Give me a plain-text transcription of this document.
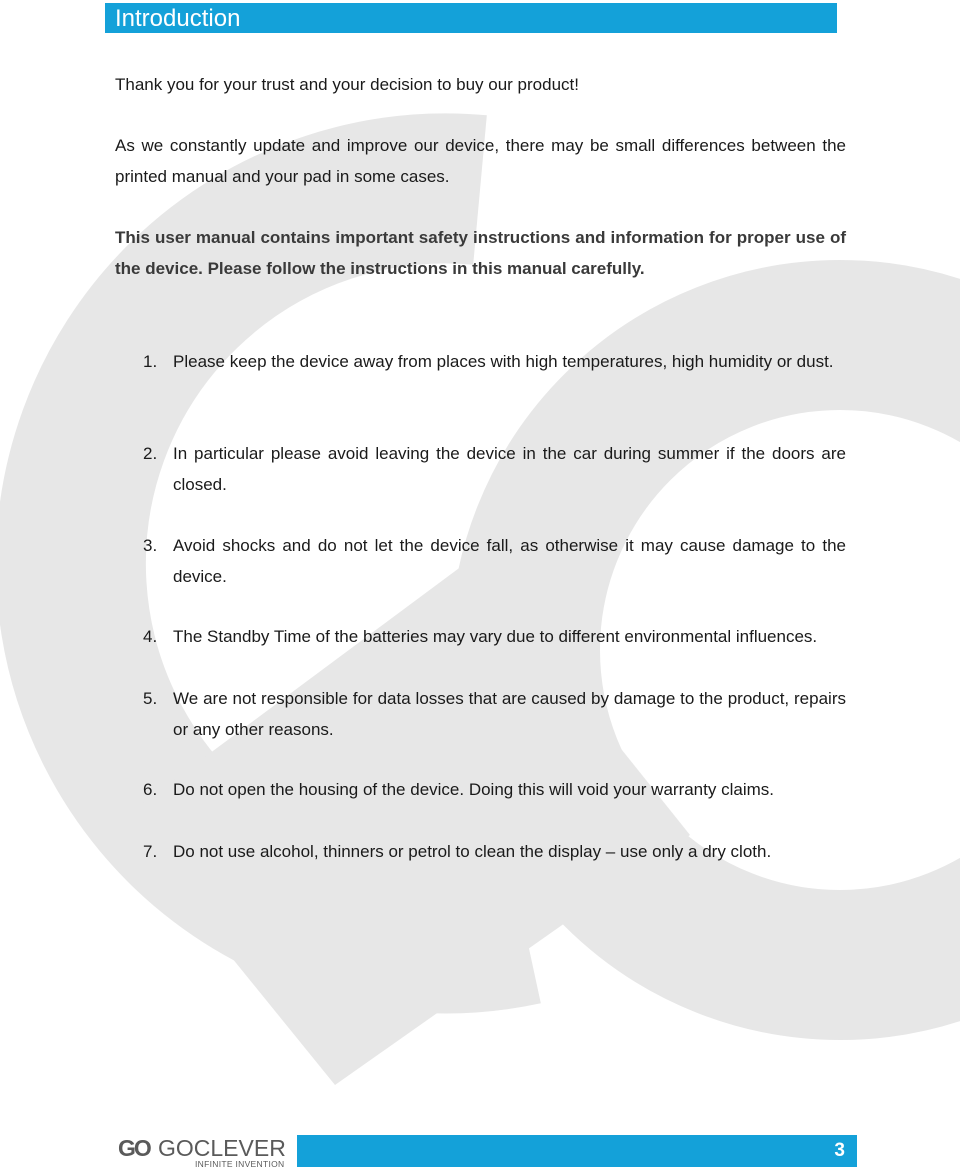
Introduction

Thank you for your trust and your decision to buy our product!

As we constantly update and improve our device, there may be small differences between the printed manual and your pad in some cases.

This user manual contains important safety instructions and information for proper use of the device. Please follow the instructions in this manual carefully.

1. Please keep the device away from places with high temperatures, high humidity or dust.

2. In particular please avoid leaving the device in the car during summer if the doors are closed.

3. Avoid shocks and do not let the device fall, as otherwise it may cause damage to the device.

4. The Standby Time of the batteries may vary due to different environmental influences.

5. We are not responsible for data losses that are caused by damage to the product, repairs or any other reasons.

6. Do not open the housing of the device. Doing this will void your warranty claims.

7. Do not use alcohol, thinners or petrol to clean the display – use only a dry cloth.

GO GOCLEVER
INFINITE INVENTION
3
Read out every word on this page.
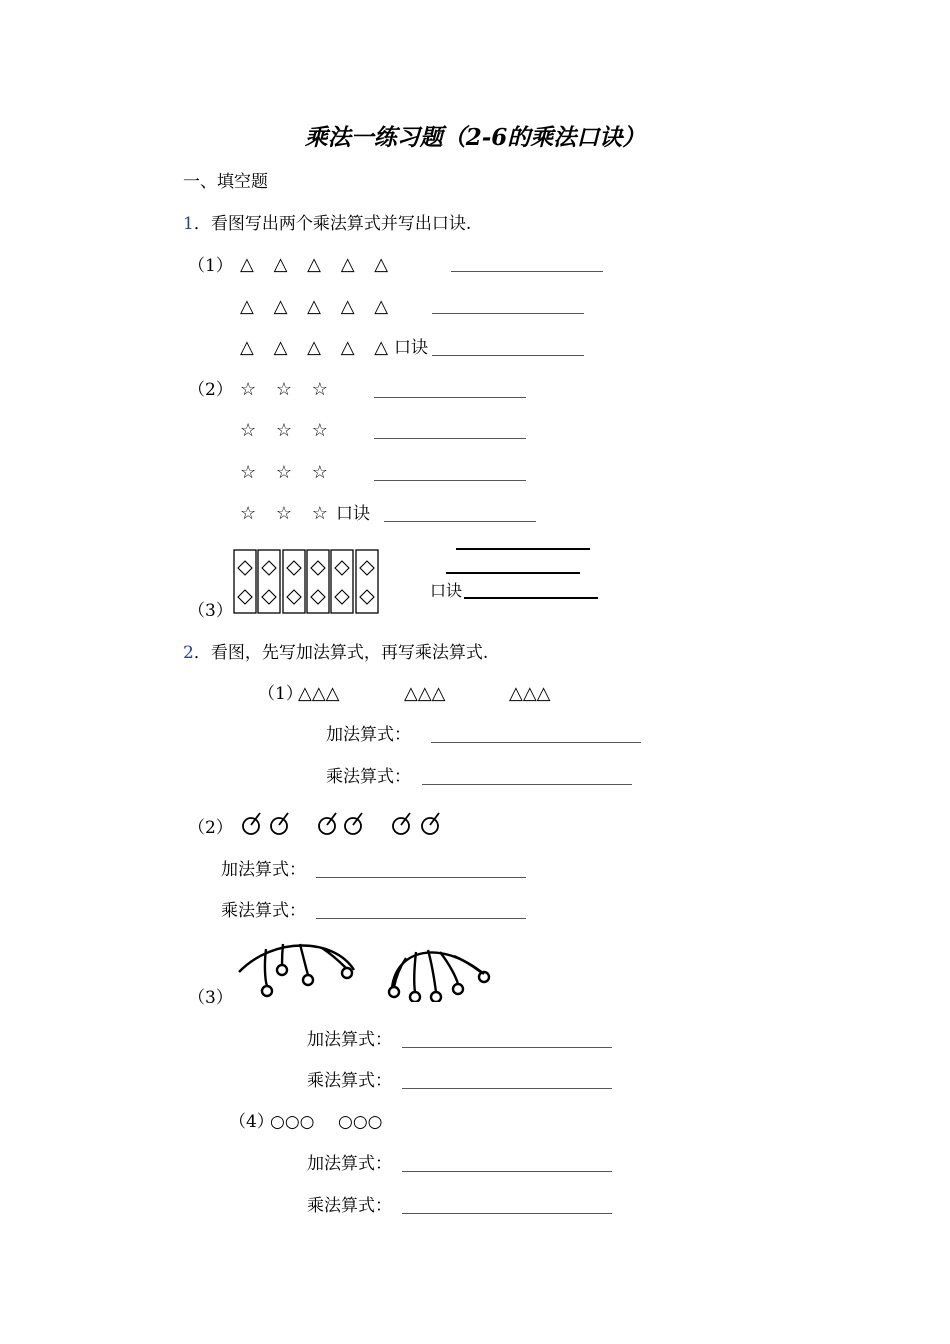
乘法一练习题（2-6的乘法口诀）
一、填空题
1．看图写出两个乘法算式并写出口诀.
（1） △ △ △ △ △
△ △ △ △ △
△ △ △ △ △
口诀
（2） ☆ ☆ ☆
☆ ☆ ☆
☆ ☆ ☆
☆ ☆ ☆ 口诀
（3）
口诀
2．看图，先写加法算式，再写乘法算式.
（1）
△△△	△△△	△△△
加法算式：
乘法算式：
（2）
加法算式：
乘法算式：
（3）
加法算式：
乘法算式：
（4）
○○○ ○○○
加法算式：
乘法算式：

==

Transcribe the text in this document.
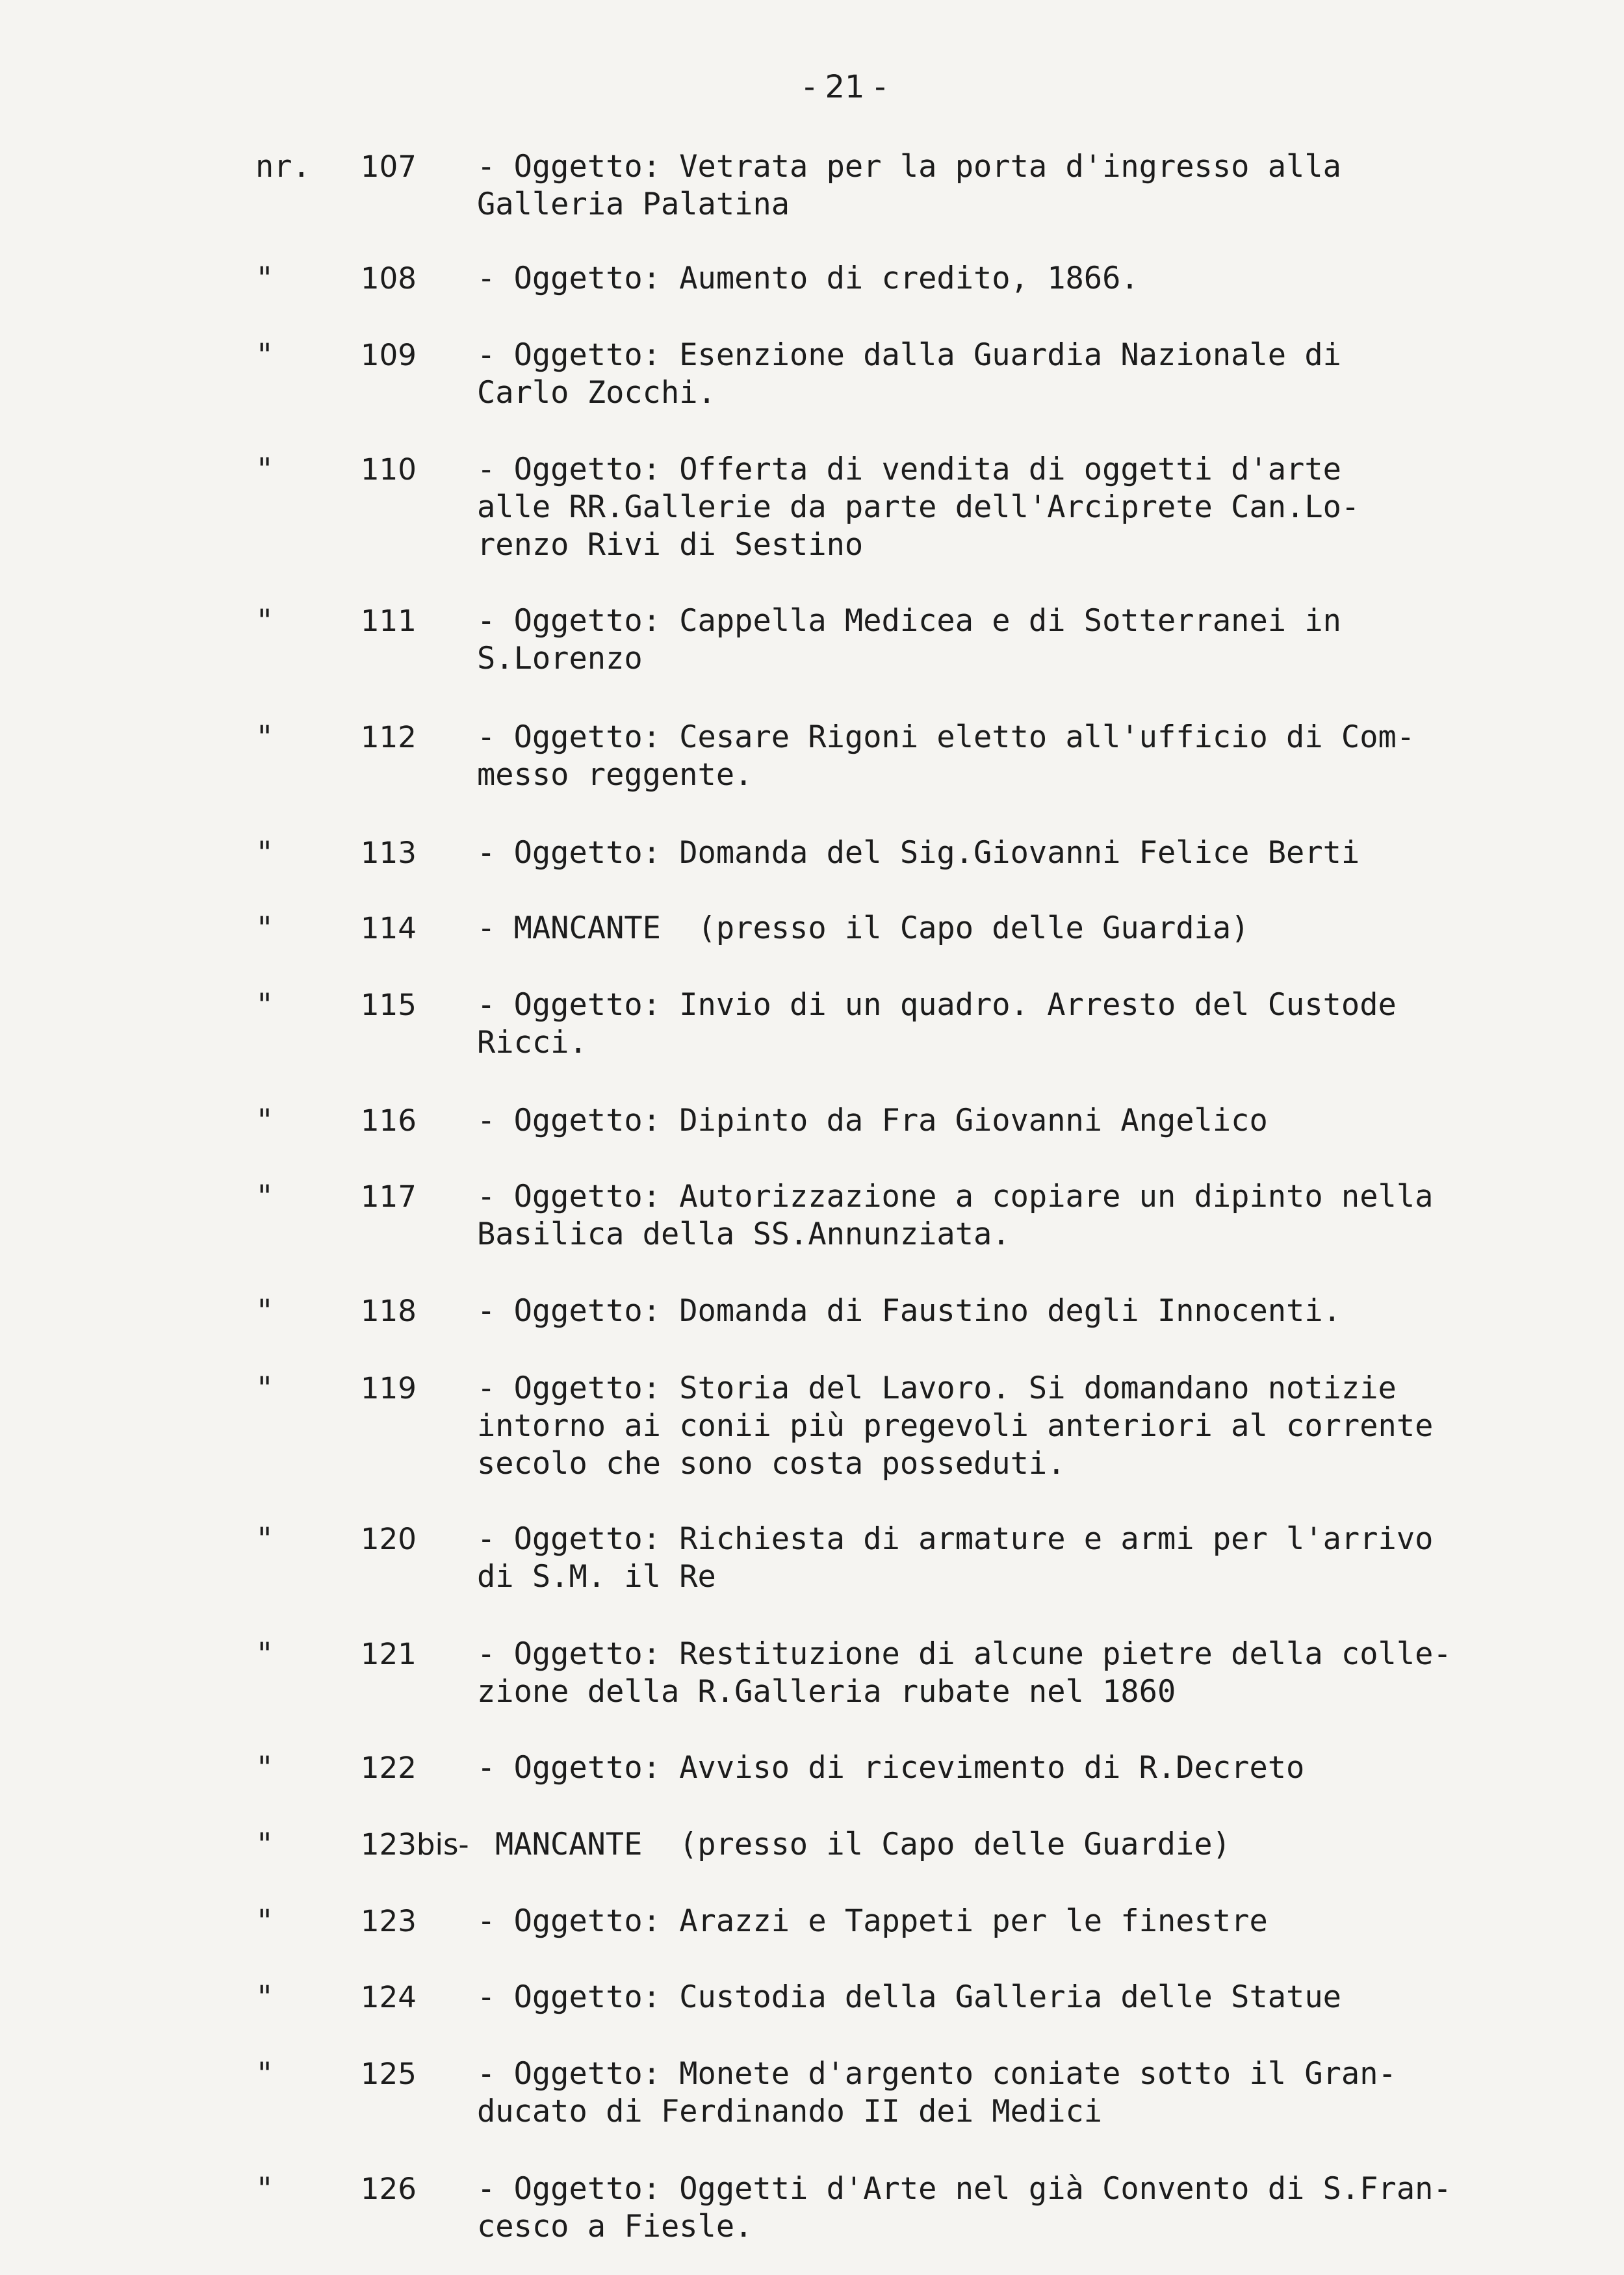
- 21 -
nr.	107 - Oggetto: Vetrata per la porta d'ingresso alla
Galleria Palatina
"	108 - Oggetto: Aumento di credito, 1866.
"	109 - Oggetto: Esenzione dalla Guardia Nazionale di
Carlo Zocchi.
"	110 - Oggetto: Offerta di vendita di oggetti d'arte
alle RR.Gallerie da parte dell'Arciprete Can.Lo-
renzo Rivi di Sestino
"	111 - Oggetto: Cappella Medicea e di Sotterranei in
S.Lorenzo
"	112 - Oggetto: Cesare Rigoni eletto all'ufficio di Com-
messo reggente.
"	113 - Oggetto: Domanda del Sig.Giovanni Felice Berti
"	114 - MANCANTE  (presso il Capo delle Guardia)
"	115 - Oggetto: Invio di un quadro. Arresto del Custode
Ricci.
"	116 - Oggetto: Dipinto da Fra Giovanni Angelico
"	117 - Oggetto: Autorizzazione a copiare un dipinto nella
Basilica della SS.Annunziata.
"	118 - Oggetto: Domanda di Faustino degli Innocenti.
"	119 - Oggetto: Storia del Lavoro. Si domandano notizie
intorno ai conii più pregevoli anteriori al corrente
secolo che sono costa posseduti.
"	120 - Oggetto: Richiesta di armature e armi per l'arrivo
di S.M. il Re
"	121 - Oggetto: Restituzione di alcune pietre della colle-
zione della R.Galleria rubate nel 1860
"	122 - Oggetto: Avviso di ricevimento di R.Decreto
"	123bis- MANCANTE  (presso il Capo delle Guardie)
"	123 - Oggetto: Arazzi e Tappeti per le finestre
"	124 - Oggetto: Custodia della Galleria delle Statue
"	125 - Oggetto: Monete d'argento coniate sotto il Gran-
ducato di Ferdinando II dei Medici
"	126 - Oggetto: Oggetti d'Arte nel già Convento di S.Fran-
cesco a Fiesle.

> _Goal of the exercise_
Tell how many lines above contain the word "device". Give the number alone.

> _Result of the task_
6